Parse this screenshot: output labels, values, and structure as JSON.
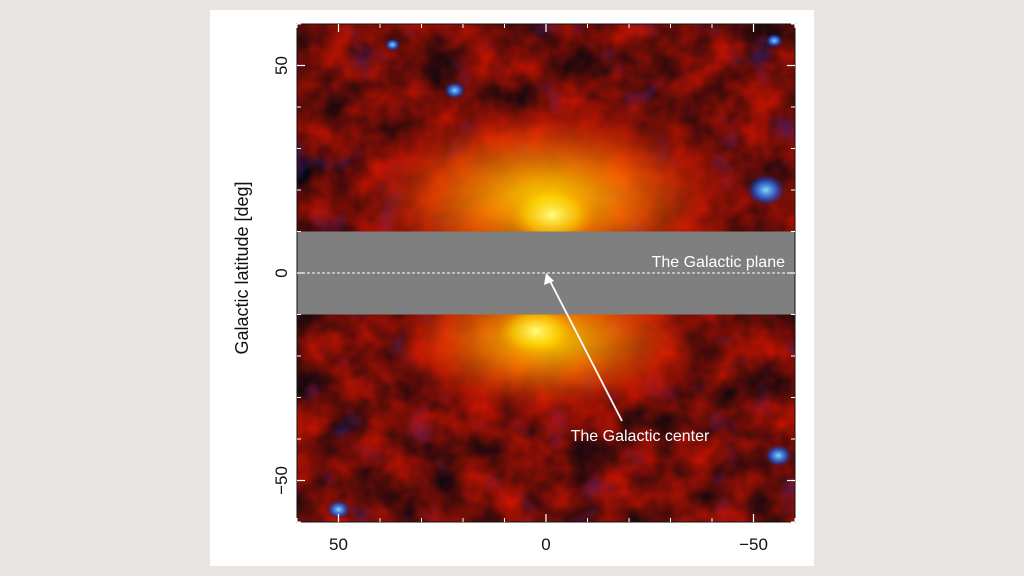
{
  "chart_data": {
    "type": "heatmap",
    "title": "",
    "xlabel": "",
    "ylabel": "Galactic latitude [deg]",
    "xlim": [
      60,
      -60
    ],
    "ylim": [
      -60,
      60
    ],
    "x_ticks": [
      50,
      0,
      -50
    ],
    "y_ticks": [
      50,
      0,
      -50
    ],
    "x_tick_labels": [
      "50",
      "0",
      "−50"
    ],
    "y_tick_labels": [
      "50",
      "0",
      "−50"
    ],
    "masked_band": {
      "b_min": -10,
      "b_max": 10,
      "color": "#7f7f7f"
    },
    "plane_line": {
      "b": 0,
      "label": "The Galactic plane"
    },
    "center_marker": {
      "l": 0,
      "b": 0,
      "label": "The Galactic center"
    },
    "colormap": [
      "#0a1a6e",
      "#060612",
      "#6a0000",
      "#d81000",
      "#ff6a00",
      "#ffd400",
      "#ffff90"
    ],
    "bright_region": {
      "l_range": [
        -20,
        20
      ],
      "b_range": [
        -30,
        40
      ],
      "shape": "bubble"
    },
    "grid": false,
    "legend": "none"
  }
}
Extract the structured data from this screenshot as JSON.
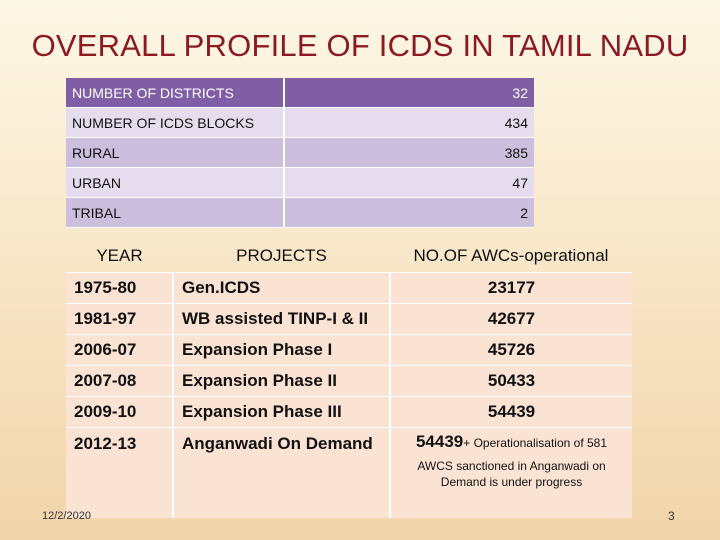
{
  "title": "OVERALL PROFILE OF ICDS IN TAMIL NADU",
  "summary": [
    {
      "label": "NUMBER OF DISTRICTS",
      "value": "32"
    },
    {
      "label": "NUMBER OF ICDS BLOCKS",
      "value": "434"
    },
    {
      "label": "RURAL",
      "value": "385"
    },
    {
      "label": "URBAN",
      "value": "47"
    },
    {
      "label": "TRIBAL",
      "value": "2"
    }
  ],
  "projects": {
    "headers": {
      "year": "YEAR",
      "projects": "PROJECTS",
      "awcs": "NO.OF AWCs-operational"
    },
    "rows": [
      {
        "year": "1975-80",
        "project": "Gen.ICDS",
        "awcs": "23177"
      },
      {
        "year": "1981-97",
        "project": "WB assisted TINP-I & II",
        "awcs": "42677"
      },
      {
        "year": "2006-07",
        "project": "Expansion Phase I",
        "awcs": "45726"
      },
      {
        "year": "2007-08",
        "project": "Expansion Phase II",
        "awcs": "50433"
      },
      {
        "year": "2009-10",
        "project": "Expansion Phase III",
        "awcs": "54439"
      }
    ],
    "last_row": {
      "year": "2012-13",
      "project": "Anganwadi On Demand",
      "awcs": "54439",
      "awcs_suffix": "+ Operationalisation of 581",
      "awcs_note": "AWCS sanctioned in Anganwadi on Demand  is under progress"
    }
  },
  "footer": {
    "date": "12/2/2020",
    "page": "3"
  },
  "colors": {
    "title": "#8b1a22",
    "header_purple": "#7f5ea6",
    "row_peach": "#fbe3d4"
  }
}
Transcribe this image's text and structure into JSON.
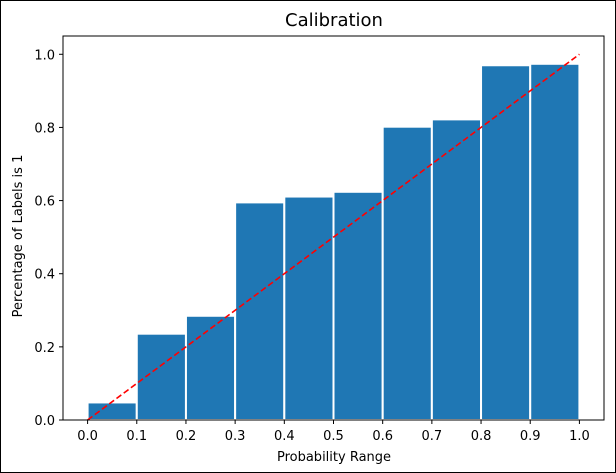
{
  "chart_data": {
    "type": "bar",
    "title": "Calibration",
    "xlabel": "Probability Range",
    "ylabel": "Percentage of Labels is 1",
    "xlim": [
      -0.05,
      1.05
    ],
    "ylim": [
      0.0,
      1.05
    ],
    "bin_edges": [
      0.0,
      0.1,
      0.2,
      0.3,
      0.4,
      0.5,
      0.6,
      0.7,
      0.8,
      0.9,
      1.0
    ],
    "values": [
      0.048,
      0.236,
      0.285,
      0.595,
      0.611,
      0.624,
      0.802,
      0.822,
      0.97,
      0.974
    ],
    "bar_color": "#1f77b4",
    "bar_edge_color": "#ffffff",
    "x_ticks": [
      0.0,
      0.1,
      0.2,
      0.3,
      0.4,
      0.5,
      0.6,
      0.7,
      0.8,
      0.9,
      1.0
    ],
    "x_tick_labels": [
      "0.0",
      "0.1",
      "0.2",
      "0.3",
      "0.4",
      "0.5",
      "0.6",
      "0.7",
      "0.8",
      "0.9",
      "1.0"
    ],
    "y_ticks": [
      0.0,
      0.2,
      0.4,
      0.6,
      0.8,
      1.0
    ],
    "y_tick_labels": [
      "0.0",
      "0.2",
      "0.4",
      "0.6",
      "0.8",
      "1.0"
    ],
    "reference_line": {
      "x": [
        0.0,
        1.0
      ],
      "y": [
        0.0,
        1.0
      ],
      "style": "dashed",
      "color": "#ff0000"
    },
    "grid": false
  }
}
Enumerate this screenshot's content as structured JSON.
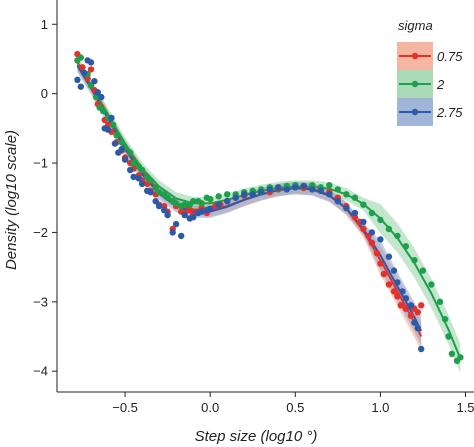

++++++++++++++++++++

Problem to work on:
Nothing but the pictures may be dropped; output the records above exactly.

Full answer:
Parse this screenshot: output labels, values, and structure as JSON.
{
  "chart_data": {
    "type": "heatmap",
    "title": "",
    "xlabel": "",
    "ylabel": "Galactic latitude [deg]",
    "xlim": [
      60,
      -60
    ],
    "ylim": [
      -60,
      60
    ],
    "x_ticks": [
      50,
      0,
      -50
    ],
    "y_ticks": [
      50,
      0,
      -50
    ],
    "x_tick_labels": [
      "50",
      "0",
      "−50"
    ],
    "y_tick_labels": [
      "50",
      "0",
      "−50"
    ],
    "masked_band": {
      "b_min": -10,
      "b_max": 10,
      "color": "#7f7f7f"
    },
    "plane_line": {
      "b": 0,
      "label": "The Galactic plane"
    },
    "center_marker": {
      "l": 0,
      "b": 0,
      "label": "The Galactic center"
    },
    "colormap": [
      "#0a1a6e",
      "#060612",
      "#6a0000",
      "#d81000",
      "#ff6a00",
      "#ffd400",
      "#ffff90"
    ],
    "bright_region": {
      "l_range": [
        -20,
        20
      ],
      "b_range": [
        -30,
        40
      ],
      "shape": "bubble"
    },
    "grid": false,
    "legend": "none"
  }
}
Extract the structured data from this screenshot as JSON.
{
  "title": "OVERALL PROFILE OF ICDS IN TAMIL NADU",
  "summary": [
    {
      "label": "NUMBER OF DISTRICTS",
      "value": "32"
    },
    {
      "label": "NUMBER OF ICDS BLOCKS",
      "value": "434"
    },
    {
      "label": "RURAL",
      "value": "385"
    },
    {
      "label": "URBAN",
      "value": "47"
    },
    {
      "label": "TRIBAL",
      "value": "2"
    }
  ],
  "projects": {
    "headers": {
      "year": "YEAR",
      "projects": "PROJECTS",
      "awcs": "NO.OF AWCs-operational"
    },
    "rows": [
      {
        "year": "1975-80",
        "project": "Gen.ICDS",
        "awcs": "23177"
      },
      {
        "year": "1981-97",
        "project": "WB assisted TINP-I & II",
        "awcs": "42677"
      },
      {
        "year": "2006-07",
        "project": "Expansion Phase I",
        "awcs": "45726"
      },
      {
        "year": "2007-08",
        "project": "Expansion Phase II",
        "awcs": "50433"
      },
      {
        "year": "2009-10",
        "project": "Expansion Phase III",
        "awcs": "54439"
      }
    ],
    "last_row": {
      "year": "2012-13",
      "project": "Anganwadi On Demand",
      "awcs": "54439",
      "awcs_suffix": "+ Operationalisation of 581",
      "awcs_note": "AWCS sanctioned in Anganwadi on Demand  is under progress"
    }
  },
  "footer": {
    "date": "12/2/2020",
    "page": "3"
  },
  "colors": {
    "title": "#8b1a22",
    "header_purple": "#7f5ea6",
    "row_peach": "#fbe3d4"
  }
}
Transcribe this image's text and structure into JSON.
{
  "chart_data": {
    "type": "bar",
    "title": "Calibration",
    "xlabel": "Probability Range",
    "ylabel": "Percentage of Labels is 1",
    "xlim": [
      -0.05,
      1.05
    ],
    "ylim": [
      0.0,
      1.05
    ],
    "bin_edges": [
      0.0,
      0.1,
      0.2,
      0.3,
      0.4,
      0.5,
      0.6,
      0.7,
      0.8,
      0.9,
      1.0
    ],
    "values": [
      0.048,
      0.236,
      0.285,
      0.595,
      0.611,
      0.624,
      0.802,
      0.822,
      0.97,
      0.974
    ],
    "bar_color": "#1f77b4",
    "bar_edge_color": "#ffffff",
    "x_ticks": [
      0.0,
      0.1,
      0.2,
      0.3,
      0.4,
      0.5,
      0.6,
      0.7,
      0.8,
      0.9,
      1.0
    ],
    "x_tick_labels": [
      "0.0",
      "0.1",
      "0.2",
      "0.3",
      "0.4",
      "0.5",
      "0.6",
      "0.7",
      "0.8",
      "0.9",
      "1.0"
    ],
    "y_ticks": [
      0.0,
      0.2,
      0.4,
      0.6,
      0.8,
      1.0
    ],
    "y_tick_labels": [
      "0.0",
      "0.2",
      "0.4",
      "0.6",
      "0.8",
      "1.0"
    ],
    "reference_line": {
      "x": [
        0.0,
        1.0
      ],
      "y": [
        0.0,
        1.0
      ],
      "style": "dashed",
      "color": "#ff0000"
    },
    "grid": false
  }
}
Enumerate this screenshot's content as structured JSON.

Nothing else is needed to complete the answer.